* _TASK STATEMENT_: Copy each line of the listing below exactly.

* _MATERIAL FOR THIS TASK_:
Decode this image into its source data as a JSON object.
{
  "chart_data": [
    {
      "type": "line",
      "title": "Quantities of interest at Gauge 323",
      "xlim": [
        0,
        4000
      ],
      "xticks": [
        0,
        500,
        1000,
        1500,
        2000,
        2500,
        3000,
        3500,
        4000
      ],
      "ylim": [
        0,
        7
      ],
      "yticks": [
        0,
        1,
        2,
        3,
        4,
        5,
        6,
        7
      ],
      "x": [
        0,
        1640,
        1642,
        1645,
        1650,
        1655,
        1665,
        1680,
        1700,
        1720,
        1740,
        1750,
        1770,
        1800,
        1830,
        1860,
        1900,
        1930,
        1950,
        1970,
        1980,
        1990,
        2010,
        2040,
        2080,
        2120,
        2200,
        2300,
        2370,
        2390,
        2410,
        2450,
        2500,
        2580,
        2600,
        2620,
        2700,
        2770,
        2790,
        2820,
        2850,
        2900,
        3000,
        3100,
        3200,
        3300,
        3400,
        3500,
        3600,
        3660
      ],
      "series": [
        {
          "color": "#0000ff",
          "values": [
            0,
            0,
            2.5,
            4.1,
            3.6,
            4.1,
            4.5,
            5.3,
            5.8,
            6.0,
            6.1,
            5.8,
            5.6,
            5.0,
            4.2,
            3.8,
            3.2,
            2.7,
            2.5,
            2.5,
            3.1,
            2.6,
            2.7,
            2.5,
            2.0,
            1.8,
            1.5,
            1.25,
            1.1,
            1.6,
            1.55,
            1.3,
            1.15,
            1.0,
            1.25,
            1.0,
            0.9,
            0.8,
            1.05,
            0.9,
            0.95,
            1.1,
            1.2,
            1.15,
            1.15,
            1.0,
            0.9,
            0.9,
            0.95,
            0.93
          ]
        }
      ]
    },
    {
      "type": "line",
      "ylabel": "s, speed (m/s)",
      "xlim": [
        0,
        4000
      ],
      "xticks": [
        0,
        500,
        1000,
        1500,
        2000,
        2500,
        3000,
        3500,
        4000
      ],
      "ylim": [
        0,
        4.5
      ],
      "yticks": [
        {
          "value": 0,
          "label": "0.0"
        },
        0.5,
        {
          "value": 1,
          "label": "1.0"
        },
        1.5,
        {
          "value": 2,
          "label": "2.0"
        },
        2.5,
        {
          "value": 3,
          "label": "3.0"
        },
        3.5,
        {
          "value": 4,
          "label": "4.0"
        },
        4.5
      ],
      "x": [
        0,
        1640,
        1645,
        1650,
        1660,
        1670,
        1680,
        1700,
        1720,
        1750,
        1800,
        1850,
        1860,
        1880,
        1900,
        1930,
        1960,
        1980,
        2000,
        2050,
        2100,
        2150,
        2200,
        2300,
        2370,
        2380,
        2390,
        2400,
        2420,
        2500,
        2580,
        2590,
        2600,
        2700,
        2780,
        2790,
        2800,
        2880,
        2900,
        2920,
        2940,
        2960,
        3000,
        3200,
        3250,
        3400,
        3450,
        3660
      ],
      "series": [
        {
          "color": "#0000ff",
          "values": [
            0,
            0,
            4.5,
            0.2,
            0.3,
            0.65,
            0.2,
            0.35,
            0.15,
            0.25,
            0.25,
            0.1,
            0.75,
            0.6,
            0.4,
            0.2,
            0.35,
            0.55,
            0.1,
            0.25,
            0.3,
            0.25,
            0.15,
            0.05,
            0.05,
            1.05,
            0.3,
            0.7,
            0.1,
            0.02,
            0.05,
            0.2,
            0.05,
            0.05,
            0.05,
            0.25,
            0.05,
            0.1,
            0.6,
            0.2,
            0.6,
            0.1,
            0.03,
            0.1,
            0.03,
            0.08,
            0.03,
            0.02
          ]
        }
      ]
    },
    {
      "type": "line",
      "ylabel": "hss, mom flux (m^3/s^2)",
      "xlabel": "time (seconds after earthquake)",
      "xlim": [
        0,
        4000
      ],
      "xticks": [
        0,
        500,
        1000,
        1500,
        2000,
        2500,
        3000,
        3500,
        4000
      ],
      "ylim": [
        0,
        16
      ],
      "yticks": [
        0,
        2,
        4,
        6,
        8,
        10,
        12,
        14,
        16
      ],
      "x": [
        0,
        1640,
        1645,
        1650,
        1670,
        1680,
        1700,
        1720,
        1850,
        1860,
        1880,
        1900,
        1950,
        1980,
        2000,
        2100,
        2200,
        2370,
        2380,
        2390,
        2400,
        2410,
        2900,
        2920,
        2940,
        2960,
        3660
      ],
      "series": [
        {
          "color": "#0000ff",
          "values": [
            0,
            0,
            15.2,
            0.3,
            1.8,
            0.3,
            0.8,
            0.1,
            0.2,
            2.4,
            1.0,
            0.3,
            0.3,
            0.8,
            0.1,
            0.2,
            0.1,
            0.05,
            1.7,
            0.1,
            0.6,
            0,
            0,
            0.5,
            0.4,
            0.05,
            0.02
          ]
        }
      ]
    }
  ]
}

* _RESULT_:
Decode this image into its source data as a JSON object.
{
  "chart_data": [
    {
      "type": "line",
      "title": "Quantities of interest at Gauge 323",
      "xlim": [
        0,
        4000
      ],
      "xticks": [
        0,
        500,
        1000,
        1500,
        2000,
        2500,
        3000,
        3500,
        4000
      ],
      "ylim": [
        0,
        7
      ],
      "yticks": [
        0,
        1,
        2,
        3,
        4,
        5,
        6,
        7
      ],
      "x": [
        0,
        1640,
        1642,
        1645,
        1650,
        1655,
        1665,
        1680,
        1700,
        1720,
        1740,
        1750,
        1770,
        1800,
        1830,
        1860,
        1900,
        1930,
        1950,
        1970,
        1980,
        1990,
        2010,
        2040,
        2080,
        2120,
        2200,
        2300,
        2370,
        2390,
        2410,
        2450,
        2500,
        2580,
        2600,
        2620,
        2700,
        2770,
        2790,
        2820,
        2850,
        2900,
        3000,
        3100,
        3200,
        3300,
        3400,
        3500,
        3600,
        3660
      ],
      "series": [
        {
          "color": "#0000ff",
          "values": [
            0,
            0,
            2.5,
            4.1,
            3.6,
            4.1,
            4.5,
            5.3,
            5.8,
            6.0,
            6.1,
            5.8,
            5.6,
            5.0,
            4.2,
            3.8,
            3.2,
            2.7,
            2.5,
            2.5,
            3.1,
            2.6,
            2.7,
            2.5,
            2.0,
            1.8,
            1.5,
            1.25,
            1.1,
            1.6,
            1.55,
            1.3,
            1.15,
            1.0,
            1.25,
            1.0,
            0.9,
            0.8,
            1.05,
            0.9,
            0.95,
            1.1,
            1.2,
            1.15,
            1.15,
            1.0,
            0.9,
            0.9,
            0.95,
            0.93
          ]
        }
      ]
    },
    {
      "type": "line",
      "ylabel": "s, speed (m/s)",
      "xlim": [
        0,
        4000
      ],
      "xticks": [
        0,
        500,
        1000,
        1500,
        2000,
        2500,
        3000,
        3500,
        4000
      ],
      "ylim": [
        0,
        4.5
      ],
      "yticks": [
        {
          "value": 0,
          "label": "0.0"
        },
        0.5,
        {
          "value": 1,
          "label": "1.0"
        },
        1.5,
        {
          "value": 2,
          "label": "2.0"
        },
        2.5,
        {
          "value": 3,
          "label": "3.0"
        },
        3.5,
        {
          "value": 4,
          "label": "4.0"
        },
        4.5
      ],
      "x": [
        0,
        1640,
        1645,
        1650,
        1660,
        1670,
        1680,
        1700,
        1720,
        1750,
        1800,
        1850,
        1860,
        1880,
        1900,
        1930,
        1960,
        1980,
        2000,
        2050,
        2100,
        2150,
        2200,
        2300,
        2370,
        2380,
        2390,
        2400,
        2420,
        2500,
        2580,
        2590,
        2600,
        2700,
        2780,
        2790,
        2800,
        2880,
        2900,
        2920,
        2940,
        2960,
        3000,
        3200,
        3250,
        3400,
        3450,
        3660
      ],
      "series": [
        {
          "color": "#0000ff",
          "values": [
            0,
            0,
            4.5,
            0.2,
            0.3,
            0.65,
            0.2,
            0.35,
            0.15,
            0.25,
            0.25,
            0.1,
            0.75,
            0.6,
            0.4,
            0.2,
            0.35,
            0.55,
            0.1,
            0.25,
            0.3,
            0.25,
            0.15,
            0.05,
            0.05,
            1.05,
            0.3,
            0.7,
            0.1,
            0.02,
            0.05,
            0.2,
            0.05,
            0.05,
            0.05,
            0.25,
            0.05,
            0.1,
            0.6,
            0.2,
            0.6,
            0.1,
            0.03,
            0.1,
            0.03,
            0.08,
            0.03,
            0.02
          ]
        }
      ]
    },
    {
      "type": "line",
      "ylabel": "hss, mom flux (m^3/s^2)",
      "xlabel": "time (seconds after earthquake)",
      "xlim": [
        0,
        4000
      ],
      "xticks": [
        0,
        500,
        1000,
        1500,
        2000,
        2500,
        3000,
        3500,
        4000
      ],
      "ylim": [
        0,
        16
      ],
      "yticks": [
        0,
        2,
        4,
        6,
        8,
        10,
        12,
        14,
        16
      ],
      "x": [
        0,
        1640,
        1645,
        1650,
        1670,
        1680,
        1700,
        1720,
        1850,
        1860,
        1880,
        1900,
        1950,
        1980,
        2000,
        2100,
        2200,
        2370,
        2380,
        2390,
        2400,
        2410,
        2900,
        2920,
        2940,
        2960,
        3660
      ],
      "series": [
        {
          "color": "#0000ff",
          "values": [
            0,
            0,
            15.2,
            0.3,
            1.8,
            0.3,
            0.8,
            0.1,
            0.2,
            2.4,
            1.0,
            0.3,
            0.3,
            0.8,
            0.1,
            0.2,
            0.1,
            0.05,
            1.7,
            0.1,
            0.6,
            0,
            0,
            0.5,
            0.4,
            0.05,
            0.02
          ]
        }
      ]
    }
  ]
}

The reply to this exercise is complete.